(WORK INSTRUCTIONS) Below are entries. Pull out all lines containing "among".

(GIVEN RECORDS)
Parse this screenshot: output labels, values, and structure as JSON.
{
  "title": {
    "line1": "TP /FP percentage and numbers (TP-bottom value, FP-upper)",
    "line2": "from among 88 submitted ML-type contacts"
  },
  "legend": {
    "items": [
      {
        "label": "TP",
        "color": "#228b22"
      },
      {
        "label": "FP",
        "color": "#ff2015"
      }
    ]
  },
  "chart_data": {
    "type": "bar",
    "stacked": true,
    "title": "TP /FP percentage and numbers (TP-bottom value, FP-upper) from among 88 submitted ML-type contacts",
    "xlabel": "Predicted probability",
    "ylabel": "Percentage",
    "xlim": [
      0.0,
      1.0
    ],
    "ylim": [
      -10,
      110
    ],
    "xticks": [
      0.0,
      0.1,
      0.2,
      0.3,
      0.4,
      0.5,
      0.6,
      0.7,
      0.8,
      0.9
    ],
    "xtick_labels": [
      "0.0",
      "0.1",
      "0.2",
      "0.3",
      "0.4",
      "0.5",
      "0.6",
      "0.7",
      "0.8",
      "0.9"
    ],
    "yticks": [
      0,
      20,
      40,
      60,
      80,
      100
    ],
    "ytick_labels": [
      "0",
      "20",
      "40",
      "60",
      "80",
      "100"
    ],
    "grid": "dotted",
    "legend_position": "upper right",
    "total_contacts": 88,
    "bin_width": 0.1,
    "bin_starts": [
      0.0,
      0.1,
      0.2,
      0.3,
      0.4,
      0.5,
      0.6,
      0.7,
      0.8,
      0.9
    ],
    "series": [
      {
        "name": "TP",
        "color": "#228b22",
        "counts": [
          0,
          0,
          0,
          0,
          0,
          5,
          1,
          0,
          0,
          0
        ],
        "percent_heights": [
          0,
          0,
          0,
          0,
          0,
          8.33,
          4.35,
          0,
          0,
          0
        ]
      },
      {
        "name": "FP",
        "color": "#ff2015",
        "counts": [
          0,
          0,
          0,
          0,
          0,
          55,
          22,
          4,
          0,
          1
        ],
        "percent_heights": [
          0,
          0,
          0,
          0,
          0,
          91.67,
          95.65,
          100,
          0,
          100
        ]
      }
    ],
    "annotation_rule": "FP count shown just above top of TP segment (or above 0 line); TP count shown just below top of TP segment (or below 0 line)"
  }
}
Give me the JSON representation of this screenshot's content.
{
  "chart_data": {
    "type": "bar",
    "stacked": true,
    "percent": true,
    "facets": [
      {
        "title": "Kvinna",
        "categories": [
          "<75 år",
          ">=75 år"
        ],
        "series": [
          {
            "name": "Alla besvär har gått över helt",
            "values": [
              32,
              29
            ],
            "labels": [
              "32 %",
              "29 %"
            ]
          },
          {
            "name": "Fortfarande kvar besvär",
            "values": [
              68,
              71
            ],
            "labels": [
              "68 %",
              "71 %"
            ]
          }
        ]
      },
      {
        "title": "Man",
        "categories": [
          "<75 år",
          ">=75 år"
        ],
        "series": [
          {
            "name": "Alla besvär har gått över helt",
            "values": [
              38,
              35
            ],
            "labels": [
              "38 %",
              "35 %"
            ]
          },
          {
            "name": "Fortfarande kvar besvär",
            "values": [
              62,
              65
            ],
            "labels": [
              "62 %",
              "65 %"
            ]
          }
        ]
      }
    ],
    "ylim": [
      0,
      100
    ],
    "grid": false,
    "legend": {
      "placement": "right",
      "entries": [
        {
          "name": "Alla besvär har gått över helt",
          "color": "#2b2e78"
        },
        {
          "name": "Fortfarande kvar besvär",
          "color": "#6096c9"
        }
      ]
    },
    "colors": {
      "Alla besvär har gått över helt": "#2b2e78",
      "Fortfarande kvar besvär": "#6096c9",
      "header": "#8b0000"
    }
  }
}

(SOLUTION TO THIS EXERCISE)
    "line2": "from among 88 submitted ML-type contacts"
    "title": "TP /FP percentage and numbers (TP-bottom value, FP-upper) from among 88 submitted ML-type contacts",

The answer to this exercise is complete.